### [Written task]
An exact copy of every record is needed.
::: Listed records
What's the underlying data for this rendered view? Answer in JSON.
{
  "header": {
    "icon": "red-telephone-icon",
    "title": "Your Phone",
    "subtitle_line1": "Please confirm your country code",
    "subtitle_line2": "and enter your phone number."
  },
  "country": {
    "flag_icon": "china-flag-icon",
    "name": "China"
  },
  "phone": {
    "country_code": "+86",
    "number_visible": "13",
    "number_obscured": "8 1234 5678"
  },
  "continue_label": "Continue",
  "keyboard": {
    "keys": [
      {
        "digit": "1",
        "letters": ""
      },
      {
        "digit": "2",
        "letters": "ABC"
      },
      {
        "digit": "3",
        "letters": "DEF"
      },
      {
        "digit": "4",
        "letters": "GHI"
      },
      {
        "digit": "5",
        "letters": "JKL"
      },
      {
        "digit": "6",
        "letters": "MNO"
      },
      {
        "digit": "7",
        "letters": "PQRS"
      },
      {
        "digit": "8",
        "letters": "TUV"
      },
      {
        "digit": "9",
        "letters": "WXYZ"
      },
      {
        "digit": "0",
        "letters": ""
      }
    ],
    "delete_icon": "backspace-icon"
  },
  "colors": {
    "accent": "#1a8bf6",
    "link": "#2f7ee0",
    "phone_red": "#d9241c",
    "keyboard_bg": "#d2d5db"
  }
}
::::::
### [Result for this exercise]
What's the underlying data for this rendered view? Answer in JSON.
{
  "header": {
    "icon": "red-telephone-icon",
    "title": "Your Phone",
    "subtitle_line1": "Please confirm your country code",
    "subtitle_line2": "and enter your phone number."
  },
  "country": {
    "flag_icon": "china-flag-icon",
    "name": "China"
  },
  "phone": {
    "country_code": "+86",
    "number_visible": "13",
    "number_obscured": "8 1234 5678"
  },
  "continue_label": "Continue",
  "keyboard": {
    "keys": [
      {
        "digit": "1",
        "letters": ""
      },
      {
        "digit": "2",
        "letters": "ABC"
      },
      {
        "digit": "3",
        "letters": "DEF"
      },
      {
        "digit": "4",
        "letters": "GHI"
      },
      {
        "digit": "5",
        "letters": "JKL"
      },
      {
        "digit": "6",
        "letters": "MNO"
      },
      {
        "digit": "7",
        "letters": "PQRS"
      },
      {
        "digit": "8",
        "letters": "TUV"
      },
      {
        "digit": "9",
        "letters": "WXYZ"
      },
      {
        "digit": "0",
        "letters": ""
      }
    ],
    "delete_icon": "backspace-icon"
  },
  "colors": {
    "accent": "#1a8bf6",
    "link": "#2f7ee0",
    "phone_red": "#d9241c",
    "keyboard_bg": "#d2d5db"
  }
}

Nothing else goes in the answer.